▶ _WRITTEN PROBLEM_
Print every line of the entries below, word for word and unchanged.

▶ _INPUT MATERIAL_
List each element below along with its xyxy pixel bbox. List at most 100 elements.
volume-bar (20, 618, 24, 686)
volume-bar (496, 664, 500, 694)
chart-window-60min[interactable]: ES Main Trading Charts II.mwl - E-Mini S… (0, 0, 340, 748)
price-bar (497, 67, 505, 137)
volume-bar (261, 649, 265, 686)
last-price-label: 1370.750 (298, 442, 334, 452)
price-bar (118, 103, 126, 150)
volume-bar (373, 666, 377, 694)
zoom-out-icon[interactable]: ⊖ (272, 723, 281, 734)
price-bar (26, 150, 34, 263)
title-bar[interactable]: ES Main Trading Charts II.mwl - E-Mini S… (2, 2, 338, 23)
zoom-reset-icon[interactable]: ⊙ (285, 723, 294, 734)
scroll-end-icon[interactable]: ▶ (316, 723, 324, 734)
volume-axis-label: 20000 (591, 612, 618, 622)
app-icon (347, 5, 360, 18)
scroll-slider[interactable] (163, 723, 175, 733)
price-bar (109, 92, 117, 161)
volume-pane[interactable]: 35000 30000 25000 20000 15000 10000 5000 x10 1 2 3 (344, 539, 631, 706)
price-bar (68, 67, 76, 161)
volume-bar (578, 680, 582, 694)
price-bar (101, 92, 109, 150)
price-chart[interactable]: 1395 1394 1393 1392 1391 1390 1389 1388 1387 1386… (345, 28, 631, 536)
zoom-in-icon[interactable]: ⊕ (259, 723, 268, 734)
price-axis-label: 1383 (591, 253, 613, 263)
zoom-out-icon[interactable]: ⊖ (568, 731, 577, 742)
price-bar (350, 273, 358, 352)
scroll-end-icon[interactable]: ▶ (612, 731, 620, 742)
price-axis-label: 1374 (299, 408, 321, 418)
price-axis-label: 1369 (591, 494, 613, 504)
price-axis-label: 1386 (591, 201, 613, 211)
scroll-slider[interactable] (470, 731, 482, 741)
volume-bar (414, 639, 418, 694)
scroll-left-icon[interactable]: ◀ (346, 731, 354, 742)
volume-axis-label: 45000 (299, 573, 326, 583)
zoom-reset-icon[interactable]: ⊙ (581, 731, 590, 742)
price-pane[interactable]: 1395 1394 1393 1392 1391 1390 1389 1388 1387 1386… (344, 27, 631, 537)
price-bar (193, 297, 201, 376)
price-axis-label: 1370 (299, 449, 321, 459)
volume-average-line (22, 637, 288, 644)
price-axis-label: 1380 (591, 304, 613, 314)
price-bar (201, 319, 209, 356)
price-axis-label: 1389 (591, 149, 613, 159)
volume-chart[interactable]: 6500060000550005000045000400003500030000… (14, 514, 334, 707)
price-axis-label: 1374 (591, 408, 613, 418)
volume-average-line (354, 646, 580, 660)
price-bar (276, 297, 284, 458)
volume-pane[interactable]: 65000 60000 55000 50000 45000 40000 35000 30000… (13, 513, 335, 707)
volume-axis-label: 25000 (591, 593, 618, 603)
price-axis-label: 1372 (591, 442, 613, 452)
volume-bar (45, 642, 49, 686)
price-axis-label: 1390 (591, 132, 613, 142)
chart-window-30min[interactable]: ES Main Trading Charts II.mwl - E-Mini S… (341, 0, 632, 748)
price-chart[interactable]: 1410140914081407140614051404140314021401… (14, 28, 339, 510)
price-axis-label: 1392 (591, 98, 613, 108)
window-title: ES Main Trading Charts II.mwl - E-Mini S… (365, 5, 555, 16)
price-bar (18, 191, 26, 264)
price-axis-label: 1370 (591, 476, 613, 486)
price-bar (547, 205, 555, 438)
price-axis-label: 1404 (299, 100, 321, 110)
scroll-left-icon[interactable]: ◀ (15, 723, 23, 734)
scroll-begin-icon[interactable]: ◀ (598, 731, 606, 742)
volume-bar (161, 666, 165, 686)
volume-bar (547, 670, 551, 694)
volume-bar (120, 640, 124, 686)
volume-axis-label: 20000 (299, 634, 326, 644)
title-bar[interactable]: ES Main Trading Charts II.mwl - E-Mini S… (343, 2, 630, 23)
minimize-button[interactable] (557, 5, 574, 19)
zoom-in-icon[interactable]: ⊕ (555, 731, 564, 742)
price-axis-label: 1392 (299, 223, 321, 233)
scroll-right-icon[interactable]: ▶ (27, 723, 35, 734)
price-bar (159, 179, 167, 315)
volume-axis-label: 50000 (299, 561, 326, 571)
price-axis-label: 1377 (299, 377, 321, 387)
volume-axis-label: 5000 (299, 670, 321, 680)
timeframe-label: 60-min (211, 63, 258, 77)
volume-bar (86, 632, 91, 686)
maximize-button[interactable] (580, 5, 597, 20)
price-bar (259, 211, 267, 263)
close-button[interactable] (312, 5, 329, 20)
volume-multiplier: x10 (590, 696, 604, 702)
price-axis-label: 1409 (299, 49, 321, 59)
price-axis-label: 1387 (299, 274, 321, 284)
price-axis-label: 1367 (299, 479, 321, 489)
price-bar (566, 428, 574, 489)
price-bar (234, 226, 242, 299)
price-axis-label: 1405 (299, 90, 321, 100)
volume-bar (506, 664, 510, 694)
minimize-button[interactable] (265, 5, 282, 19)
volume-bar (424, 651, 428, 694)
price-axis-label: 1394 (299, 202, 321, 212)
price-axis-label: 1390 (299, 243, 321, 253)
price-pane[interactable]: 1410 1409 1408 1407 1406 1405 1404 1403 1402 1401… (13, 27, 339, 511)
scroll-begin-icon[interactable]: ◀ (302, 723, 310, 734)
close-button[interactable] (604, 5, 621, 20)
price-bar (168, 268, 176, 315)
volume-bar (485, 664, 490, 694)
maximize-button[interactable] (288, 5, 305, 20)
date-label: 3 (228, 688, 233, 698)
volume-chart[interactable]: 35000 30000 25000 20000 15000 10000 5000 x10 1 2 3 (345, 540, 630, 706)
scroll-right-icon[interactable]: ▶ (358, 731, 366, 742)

▶ _TASK SOLUTION_
List each element below along with its xyxy pixel bbox. List at most 100 elements.
volume-bar (20, 618, 24, 686)
volume-bar (496, 664, 500, 694)
chart-window-60min[interactable]: ES Main Trading Charts II.mwl - E-Mini S… (0, 0, 340, 748)
price-bar (497, 67, 505, 137)
volume-bar (261, 649, 265, 686)
last-price-label: 1370.750 (298, 442, 334, 452)
price-bar (118, 103, 126, 150)
volume-bar (373, 666, 377, 694)
zoom-out-icon[interactable]: ⊖ (272, 723, 281, 734)
price-bar (26, 150, 34, 263)
title-bar[interactable]: ES Main Trading Charts II.mwl - E-Mini S… (2, 2, 338, 23)
zoom-reset-icon[interactable]: ⊙ (285, 723, 294, 734)
scroll-end-icon[interactable]: ▶ (316, 723, 324, 734)
volume-axis-label: 20000 (591, 612, 618, 622)
app-icon (347, 5, 360, 18)
scroll-slider[interactable] (163, 723, 175, 733)
price-bar (109, 92, 117, 161)
volume-pane[interactable]: 35000 30000 25000 20000 15000 10000 5000 x10 1 2 3 (344, 539, 631, 706)
price-bar (68, 67, 76, 161)
volume-bar (578, 680, 582, 694)
price-bar (101, 92, 109, 150)
price-chart[interactable]: 1395 1394 1393 1392 1391 1390 1389 1388 1387 1386… (345, 28, 631, 536)
zoom-in-icon[interactable]: ⊕ (259, 723, 268, 734)
price-axis-label: 1383 (591, 253, 613, 263)
zoom-out-icon[interactable]: ⊖ (568, 731, 577, 742)
price-bar (350, 273, 358, 352)
scroll-end-icon[interactable]: ▶ (612, 731, 620, 742)
price-axis-label: 1374 (299, 408, 321, 418)
price-axis-label: 1369 (591, 494, 613, 504)
price-axis-label: 1386 (591, 201, 613, 211)
scroll-slider[interactable] (470, 731, 482, 741)
volume-bar (414, 639, 418, 694)
scroll-left-icon[interactable]: ◀ (346, 731, 354, 742)
volume-axis-label: 45000 (299, 573, 326, 583)
zoom-reset-icon[interactable]: ⊙ (581, 731, 590, 742)
price-pane[interactable]: 1395 1394 1393 1392 1391 1390 1389 1388 1387 1386… (344, 27, 631, 537)
price-bar (193, 297, 201, 376)
price-axis-label: 1370 (299, 449, 321, 459)
volume-average-line (22, 637, 288, 644)
price-axis-label: 1380 (591, 304, 613, 314)
price-bar (201, 319, 209, 356)
price-axis-label: 1389 (591, 149, 613, 159)
volume-chart[interactable]: 6500060000550005000045000400003500030000… (14, 514, 334, 707)
price-axis-label: 1374 (591, 408, 613, 418)
volume-average-line (354, 646, 580, 660)
price-bar (276, 297, 284, 458)
volume-pane[interactable]: 65000 60000 55000 50000 45000 40000 35000 30000… (13, 513, 335, 707)
volume-axis-label: 25000 (591, 593, 618, 603)
price-axis-label: 1372 (591, 442, 613, 452)
volume-bar (45, 642, 49, 686)
price-axis-label: 1390 (591, 132, 613, 142)
chart-window-30min[interactable]: ES Main Trading Charts II.mwl - E-Mini S… (341, 0, 632, 748)
price-chart[interactable]: 1410140914081407140614051404140314021401… (14, 28, 339, 510)
price-axis-label: 1392 (591, 98, 613, 108)
window-title: ES Main Trading Charts II.mwl - E-Mini S… (365, 5, 555, 16)
price-bar (18, 191, 26, 264)
price-axis-label: 1370 (591, 476, 613, 486)
price-bar (547, 205, 555, 438)
price-axis-label: 1404 (299, 100, 321, 110)
scroll-left-icon[interactable]: ◀ (15, 723, 23, 734)
scroll-begin-icon[interactable]: ◀ (598, 731, 606, 742)
volume-bar (161, 666, 165, 686)
volume-bar (547, 670, 551, 694)
volume-bar (120, 640, 124, 686)
volume-axis-label: 20000 (299, 634, 326, 644)
title-bar[interactable]: ES Main Trading Charts II.mwl - E-Mini S… (343, 2, 630, 23)
minimize-button[interactable] (557, 5, 574, 19)
zoom-in-icon[interactable]: ⊕ (555, 731, 564, 742)
price-axis-label: 1392 (299, 223, 321, 233)
scroll-right-icon[interactable]: ▶ (27, 723, 35, 734)
price-bar (159, 179, 167, 315)
volume-axis-label: 50000 (299, 561, 326, 571)
price-axis-label: 1377 (299, 377, 321, 387)
volume-axis-label: 5000 (299, 670, 321, 680)
timeframe-label: 60-min (211, 63, 258, 77)
volume-bar (86, 632, 91, 686)
maximize-button[interactable] (580, 5, 597, 20)
price-bar (259, 211, 267, 263)
close-button[interactable] (312, 5, 329, 20)
volume-multiplier: x10 (590, 696, 604, 702)
price-axis-label: 1409 (299, 49, 321, 59)
price-axis-label: 1387 (299, 274, 321, 284)
price-axis-label: 1367 (299, 479, 321, 489)
price-bar (566, 428, 574, 489)
price-bar (234, 226, 242, 299)
price-axis-label: 1405 (299, 90, 321, 100)
volume-bar (506, 664, 510, 694)
minimize-button[interactable] (265, 5, 282, 19)
volume-bar (424, 651, 428, 694)
price-axis-label: 1394 (299, 202, 321, 212)
price-axis-label: 1390 (299, 243, 321, 253)
price-pane[interactable]: 1410 1409 1408 1407 1406 1405 1404 1403 1402 1401… (13, 27, 339, 511)
scroll-begin-icon[interactable]: ◀ (302, 723, 310, 734)
close-button[interactable] (604, 5, 621, 20)
price-bar (168, 268, 176, 315)
volume-bar (485, 664, 490, 694)
maximize-button[interactable] (288, 5, 305, 20)
date-label: 3 (228, 688, 233, 698)
volume-chart[interactable]: 35000 30000 25000 20000 15000 10000 5000 x10 1 2 3 (345, 540, 630, 706)
scroll-right-icon[interactable]: ▶ (358, 731, 366, 742)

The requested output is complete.